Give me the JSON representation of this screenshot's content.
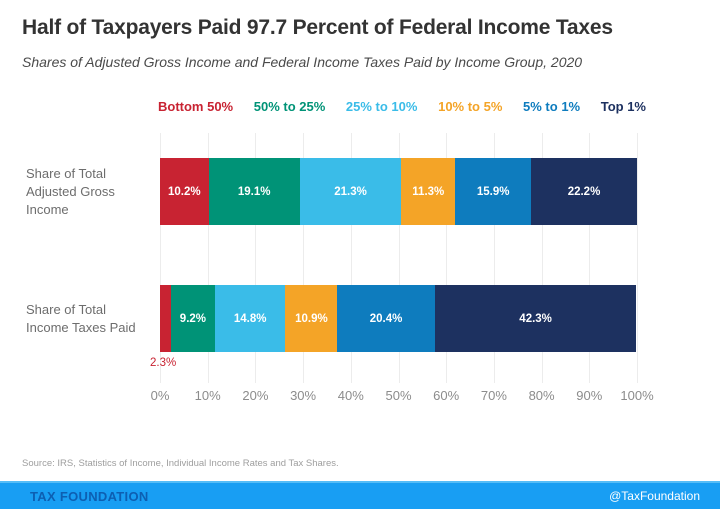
{
  "header": {
    "title": "Half of Taxpayers Paid 97.7 Percent of Federal Income Taxes",
    "subtitle": "Shares of Adjusted Gross Income and Federal Income Taxes Paid by Income Group, 2020"
  },
  "chart_data": {
    "type": "bar",
    "orientation": "horizontal",
    "stacked": true,
    "categories": [
      "Share of Total\nAdjusted Gross\nIncome",
      "Share of Total\nIncome Taxes Paid"
    ],
    "series": [
      {
        "name": "Bottom 50%",
        "color": "#c82332",
        "values": [
          10.2,
          2.3
        ]
      },
      {
        "name": "50% to 25%",
        "color": "#009377",
        "values": [
          19.1,
          9.2
        ]
      },
      {
        "name": "25% to 10%",
        "color": "#3abce8",
        "values": [
          21.3,
          14.8
        ]
      },
      {
        "name": "10% to 5%",
        "color": "#f4a427",
        "values": [
          11.3,
          10.9
        ]
      },
      {
        "name": "5% to 1%",
        "color": "#0e7cbe",
        "values": [
          15.9,
          20.4
        ]
      },
      {
        "name": "Top 1%",
        "color": "#1d3160",
        "values": [
          22.2,
          42.3
        ]
      }
    ],
    "value_label_format": "percent_one_decimal",
    "xticks": [
      "0%",
      "10%",
      "20%",
      "30%",
      "40%",
      "50%",
      "60%",
      "70%",
      "80%",
      "90%",
      "100%"
    ],
    "xlim": [
      0,
      100
    ],
    "grid": true,
    "legend_position": "top",
    "annotations": [
      {
        "text": "2.3%",
        "row": 1,
        "color": "#c82332",
        "position": "below-left"
      }
    ]
  },
  "colors": {
    "grid": "#ececec",
    "axis_text": "#8c8c8c",
    "category_text": "#6d6d6d",
    "footer_bar": "#189ef3",
    "footer_brand_text": "#0d5fb2"
  },
  "footer": {
    "source": "Source: IRS, Statistics of Income, Individual Income Rates and Tax Shares.",
    "brand": "TAX FOUNDATION",
    "handle": "@TaxFoundation"
  }
}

###

Output all the records, word for word, with no pictures in the copy.

Give me the JSON representation of this screenshot's content.
{
  "header": {
    "title": "Half of Taxpayers Paid 97.7 Percent of Federal Income Taxes",
    "subtitle": "Shares of Adjusted Gross Income and Federal Income Taxes Paid by Income Group, 2020"
  },
  "chart_data": {
    "type": "bar",
    "orientation": "horizontal",
    "stacked": true,
    "categories": [
      "Share of Total\nAdjusted Gross\nIncome",
      "Share of Total\nIncome Taxes Paid"
    ],
    "series": [
      {
        "name": "Bottom 50%",
        "color": "#c82332",
        "values": [
          10.2,
          2.3
        ]
      },
      {
        "name": "50% to 25%",
        "color": "#009377",
        "values": [
          19.1,
          9.2
        ]
      },
      {
        "name": "25% to 10%",
        "color": "#3abce8",
        "values": [
          21.3,
          14.8
        ]
      },
      {
        "name": "10% to 5%",
        "color": "#f4a427",
        "values": [
          11.3,
          10.9
        ]
      },
      {
        "name": "5% to 1%",
        "color": "#0e7cbe",
        "values": [
          15.9,
          20.4
        ]
      },
      {
        "name": "Top 1%",
        "color": "#1d3160",
        "values": [
          22.2,
          42.3
        ]
      }
    ],
    "value_label_format": "percent_one_decimal",
    "xticks": [
      "0%",
      "10%",
      "20%",
      "30%",
      "40%",
      "50%",
      "60%",
      "70%",
      "80%",
      "90%",
      "100%"
    ],
    "xlim": [
      0,
      100
    ],
    "grid": true,
    "legend_position": "top",
    "annotations": [
      {
        "text": "2.3%",
        "row": 1,
        "color": "#c82332",
        "position": "below-left"
      }
    ]
  },
  "colors": {
    "grid": "#ececec",
    "axis_text": "#8c8c8c",
    "category_text": "#6d6d6d",
    "footer_bar": "#189ef3",
    "footer_brand_text": "#0d5fb2"
  },
  "footer": {
    "source": "Source: IRS, Statistics of Income, Individual Income Rates and Tax Shares.",
    "brand": "TAX FOUNDATION",
    "handle": "@TaxFoundation"
  }
}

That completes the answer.